Express the data below as a two-column Markdown table, with each line's row number under "Row" and the line itself under "Line". Omit blank lines.

☆ ☆ ☆ ☆

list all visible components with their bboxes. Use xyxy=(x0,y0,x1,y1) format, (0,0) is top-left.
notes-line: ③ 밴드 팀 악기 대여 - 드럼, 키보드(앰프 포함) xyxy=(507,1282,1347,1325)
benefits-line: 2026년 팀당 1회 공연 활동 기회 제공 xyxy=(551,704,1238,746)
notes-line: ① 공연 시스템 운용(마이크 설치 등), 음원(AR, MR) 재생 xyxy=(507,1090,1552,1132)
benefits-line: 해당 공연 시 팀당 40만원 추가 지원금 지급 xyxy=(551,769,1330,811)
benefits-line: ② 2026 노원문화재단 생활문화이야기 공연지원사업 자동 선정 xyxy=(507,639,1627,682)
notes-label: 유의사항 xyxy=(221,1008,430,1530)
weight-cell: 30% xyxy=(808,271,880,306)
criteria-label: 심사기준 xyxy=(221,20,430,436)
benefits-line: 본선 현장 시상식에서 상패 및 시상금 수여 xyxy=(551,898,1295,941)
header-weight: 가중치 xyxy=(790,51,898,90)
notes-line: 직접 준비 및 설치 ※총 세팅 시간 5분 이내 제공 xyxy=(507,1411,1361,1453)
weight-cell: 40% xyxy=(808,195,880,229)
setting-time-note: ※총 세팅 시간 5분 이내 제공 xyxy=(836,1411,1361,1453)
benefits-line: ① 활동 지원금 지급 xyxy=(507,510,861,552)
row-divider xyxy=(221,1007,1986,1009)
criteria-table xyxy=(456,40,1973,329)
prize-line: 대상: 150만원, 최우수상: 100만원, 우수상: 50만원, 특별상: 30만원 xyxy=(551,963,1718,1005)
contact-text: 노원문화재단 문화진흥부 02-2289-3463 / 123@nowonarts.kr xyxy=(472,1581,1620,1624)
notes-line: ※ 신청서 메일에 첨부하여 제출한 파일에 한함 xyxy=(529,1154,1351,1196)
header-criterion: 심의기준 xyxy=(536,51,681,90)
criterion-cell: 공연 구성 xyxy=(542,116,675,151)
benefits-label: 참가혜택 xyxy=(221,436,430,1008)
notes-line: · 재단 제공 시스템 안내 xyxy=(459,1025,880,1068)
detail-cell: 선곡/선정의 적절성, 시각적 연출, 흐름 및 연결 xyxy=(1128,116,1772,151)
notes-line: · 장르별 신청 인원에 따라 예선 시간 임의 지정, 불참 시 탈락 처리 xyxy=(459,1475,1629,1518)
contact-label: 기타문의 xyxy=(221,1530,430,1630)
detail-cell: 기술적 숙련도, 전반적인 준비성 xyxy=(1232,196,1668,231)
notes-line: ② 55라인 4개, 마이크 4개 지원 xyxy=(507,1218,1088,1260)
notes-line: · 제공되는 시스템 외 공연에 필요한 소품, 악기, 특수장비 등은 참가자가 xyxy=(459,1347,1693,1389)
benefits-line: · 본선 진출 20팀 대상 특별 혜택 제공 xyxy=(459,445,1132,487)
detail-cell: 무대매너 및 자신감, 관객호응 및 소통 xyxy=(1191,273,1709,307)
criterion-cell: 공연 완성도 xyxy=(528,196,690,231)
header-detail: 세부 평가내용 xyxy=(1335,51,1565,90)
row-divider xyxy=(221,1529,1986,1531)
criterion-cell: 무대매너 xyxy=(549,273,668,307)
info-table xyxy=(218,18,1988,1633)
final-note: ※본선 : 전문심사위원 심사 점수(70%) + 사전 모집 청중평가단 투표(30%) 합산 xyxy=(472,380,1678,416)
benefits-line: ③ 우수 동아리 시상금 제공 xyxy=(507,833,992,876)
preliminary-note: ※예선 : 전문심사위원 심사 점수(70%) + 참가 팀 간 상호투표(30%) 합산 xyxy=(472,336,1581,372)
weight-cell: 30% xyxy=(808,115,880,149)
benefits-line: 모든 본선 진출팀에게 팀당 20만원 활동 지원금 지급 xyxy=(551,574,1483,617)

☆ ☆ ☆ ☆

**The result**:
| Row | Line |
|---|---|
| 1 | list all visible components with their bboxes. Use xyxy=(x0,y0,x1,y1) format, (0,0) is top-left. |
| 2 | notes-line: ③ 밴드 팀 악기 대여 - 드럼, 키보드(앰프 포함) xyxy=(507,1282,1347,1325) |
| 3 | benefits-line: 2026년 팀당 1회 공연 활동 기회 제공 xyxy=(551,704,1238,746) |
| 4 | notes-line: ① 공연 시스템 운용(마이크 설치 등), 음원(AR, MR) 재생 xyxy=(507,1090,1552,1132) |
| 5 | benefits-line: 해당 공연 시 팀당 40만원 추가 지원금 지급 xyxy=(551,769,1330,811) |
| 6 | benefits-line: ② 2026 노원문화재단 생활문화이야기 공연지원사업 자동 선정 xyxy=(507,639,1627,682) |
| 7 | notes-label: 유의사항 xyxy=(221,1008,430,1530) |
| 8 | weight-cell: 30% xyxy=(808,271,880,306) |
| 9 | criteria-label: 심사기준 xyxy=(221,20,430,436) |
| 10 | benefits-line: 본선 현장 시상식에서 상패 및 시상금 수여 xyxy=(551,898,1295,941) |
| 11 | header-weight: 가중치 xyxy=(790,51,898,90) |
| 12 | notes-line: 직접 준비 및 설치 ※총 세팅 시간 5분 이내 제공 xyxy=(507,1411,1361,1453) |
| 13 | weight-cell: 40% xyxy=(808,195,880,229) |
| 14 | setting-time-note: ※총 세팅 시간 5분 이내 제공 xyxy=(836,1411,1361,1453) |
| 15 | benefits-line: ① 활동 지원금 지급 xyxy=(507,510,861,552) |
| 16 | row-divider xyxy=(221,1007,1986,1009) |
| 17 | criteria-table xyxy=(456,40,1973,329) |
| 18 | prize-line: 대상: 150만원, 최우수상: 100만원, 우수상: 50만원, 특별상: 30만원 xyxy=(551,963,1718,1005) |
| 19 | contact-text: 노원문화재단 문화진흥부 02-2289-3463 / 123@nowonarts.kr xyxy=(472,1581,1620,1624) |
| 20 | notes-line: ※ 신청서 메일에 첨부하여 제출한 파일에 한함 xyxy=(529,1154,1351,1196) |
| 21 | header-criterion: 심의기준 xyxy=(536,51,681,90) |
| 22 | criterion-cell: 공연 구성 xyxy=(542,116,675,151) |
| 23 | benefits-label: 참가혜택 xyxy=(221,436,430,1008) |
| 24 | notes-line: · 재단 제공 시스템 안내 xyxy=(459,1025,880,1068) |
| 25 | detail-cell: 선곡/선정의 적절성, 시각적 연출, 흐름 및 연결 xyxy=(1128,116,1772,151) |
| 26 | notes-line: · 장르별 신청 인원에 따라 예선 시간 임의 지정, 불참 시 탈락 처리 xyxy=(459,1475,1629,1518) |
| 27 | contact-label: 기타문의 xyxy=(221,1530,430,1630) |
| 28 | detail-cell: 기술적 숙련도, 전반적인 준비성 xyxy=(1232,196,1668,231) |
| 29 | notes-line: ② 55라인 4개, 마이크 4개 지원 xyxy=(507,1218,1088,1260) |
| 30 | notes-line: · 제공되는 시스템 외 공연에 필요한 소품, 악기, 특수장비 등은 참가자가 xyxy=(459,1347,1693,1389) |
| 31 | benefits-line: · 본선 진출 20팀 대상 특별 혜택 제공 xyxy=(459,445,1132,487) |
| 32 | detail-cell: 무대매너 및 자신감, 관객호응 및 소통 xyxy=(1191,273,1709,307) |
| 33 | criterion-cell: 공연 완성도 xyxy=(528,196,690,231) |
| 34 | header-detail: 세부 평가내용 xyxy=(1335,51,1565,90) |
| 35 | row-divider xyxy=(221,1529,1986,1531) |
| 36 | criterion-cell: 무대매너 xyxy=(549,273,668,307) |
| 37 | info-table xyxy=(218,18,1988,1633) |
| 38 | final-note: ※본선 : 전문심사위원 심사 점수(70%) + 사전 모집 청중평가단 투표(30%) 합산 xyxy=(472,380,1678,416) |
| 39 | benefits-line: ③ 우수 동아리 시상금 제공 xyxy=(507,833,992,876) |
| 40 | preliminary-note: ※예선 : 전문심사위원 심사 점수(70%) + 참가 팀 간 상호투표(30%) 합산 xyxy=(472,336,1581,372) |
| 41 | weight-cell: 30% xyxy=(808,115,880,149) |
| 42 | benefits-line: 모든 본선 진출팀에게 팀당 20만원 활동 지원금 지급 xyxy=(551,574,1483,617) |